Task directions - Restate all the material verbatim, except for the pictures.

Entries from a dataset

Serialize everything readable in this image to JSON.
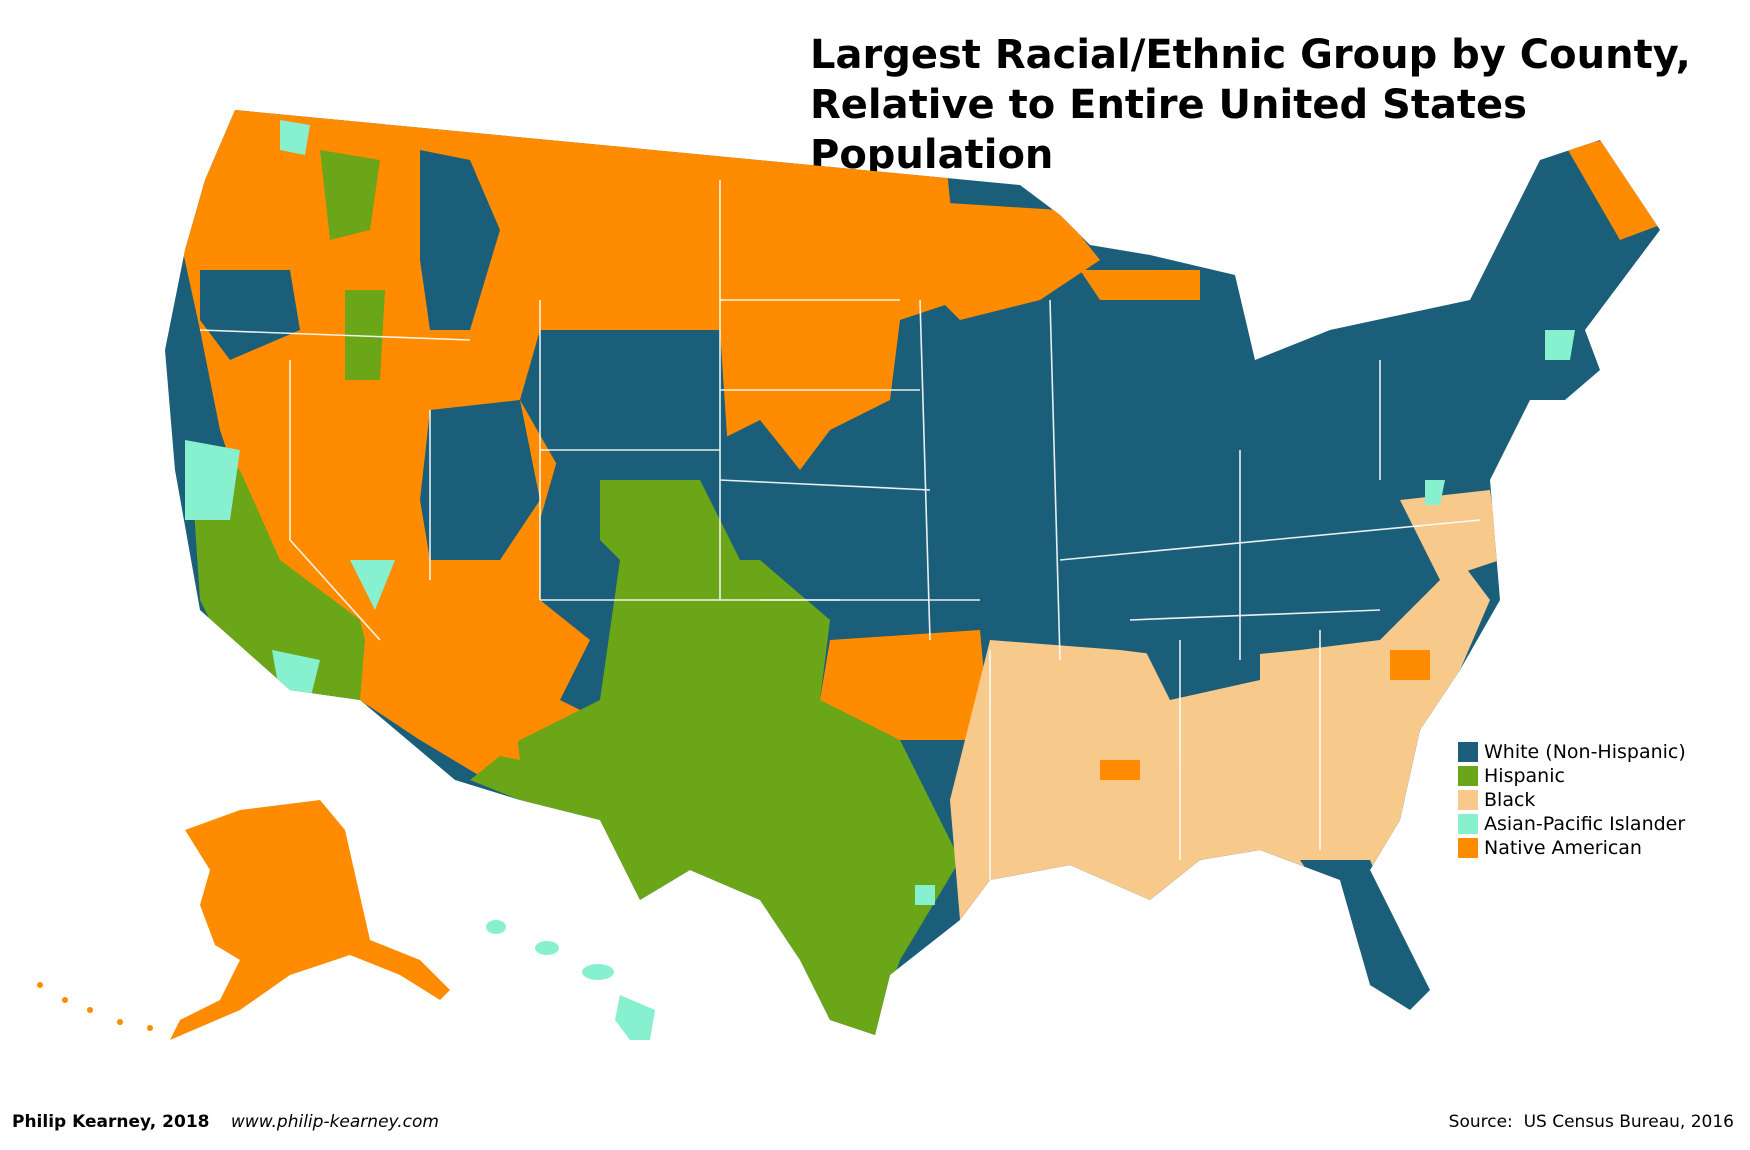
{
  "title": {
    "line1": "Largest Racial/Ethnic Group by County,",
    "line2": "Relative to Entire United States Population"
  },
  "legend": {
    "items": [
      {
        "label": "White (Non-Hispanic)",
        "color": "#1b5e7a"
      },
      {
        "label": "Hispanic",
        "color": "#6aa617"
      },
      {
        "label": "Black",
        "color": "#f7c98a"
      },
      {
        "label": "Asian-Pacific Islander",
        "color": "#86f0cf"
      },
      {
        "label": "Native American",
        "color": "#ff8b00"
      }
    ]
  },
  "footer": {
    "author": "Philip Kearney, 2018",
    "website": "www.philip-kearney.com",
    "source": "Source:  US Census Bureau, 2016"
  },
  "colors": {
    "white_non_hispanic": "#1b5e7a",
    "hispanic": "#6aa617",
    "black": "#f7c98a",
    "asian_pacific_islander": "#86f0cf",
    "native_american": "#ff8b00"
  },
  "map": {
    "regions": [
      "Contiguous United States",
      "Alaska",
      "Hawaii"
    ]
  }
}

Task solution -
Serialize everything readable in this image to JSON.
{
  "title": {
    "line1": "Largest Racial/Ethnic Group by County,",
    "line2": "Relative to Entire United States Population"
  },
  "legend": {
    "items": [
      {
        "label": "White (Non-Hispanic)",
        "color": "#1b5e7a"
      },
      {
        "label": "Hispanic",
        "color": "#6aa617"
      },
      {
        "label": "Black",
        "color": "#f7c98a"
      },
      {
        "label": "Asian-Pacific Islander",
        "color": "#86f0cf"
      },
      {
        "label": "Native American",
        "color": "#ff8b00"
      }
    ]
  },
  "footer": {
    "author": "Philip Kearney, 2018",
    "website": "www.philip-kearney.com",
    "source": "Source:  US Census Bureau, 2016"
  },
  "colors": {
    "white_non_hispanic": "#1b5e7a",
    "hispanic": "#6aa617",
    "black": "#f7c98a",
    "asian_pacific_islander": "#86f0cf",
    "native_american": "#ff8b00"
  },
  "map": {
    "regions": [
      "Contiguous United States",
      "Alaska",
      "Hawaii"
    ]
  }
}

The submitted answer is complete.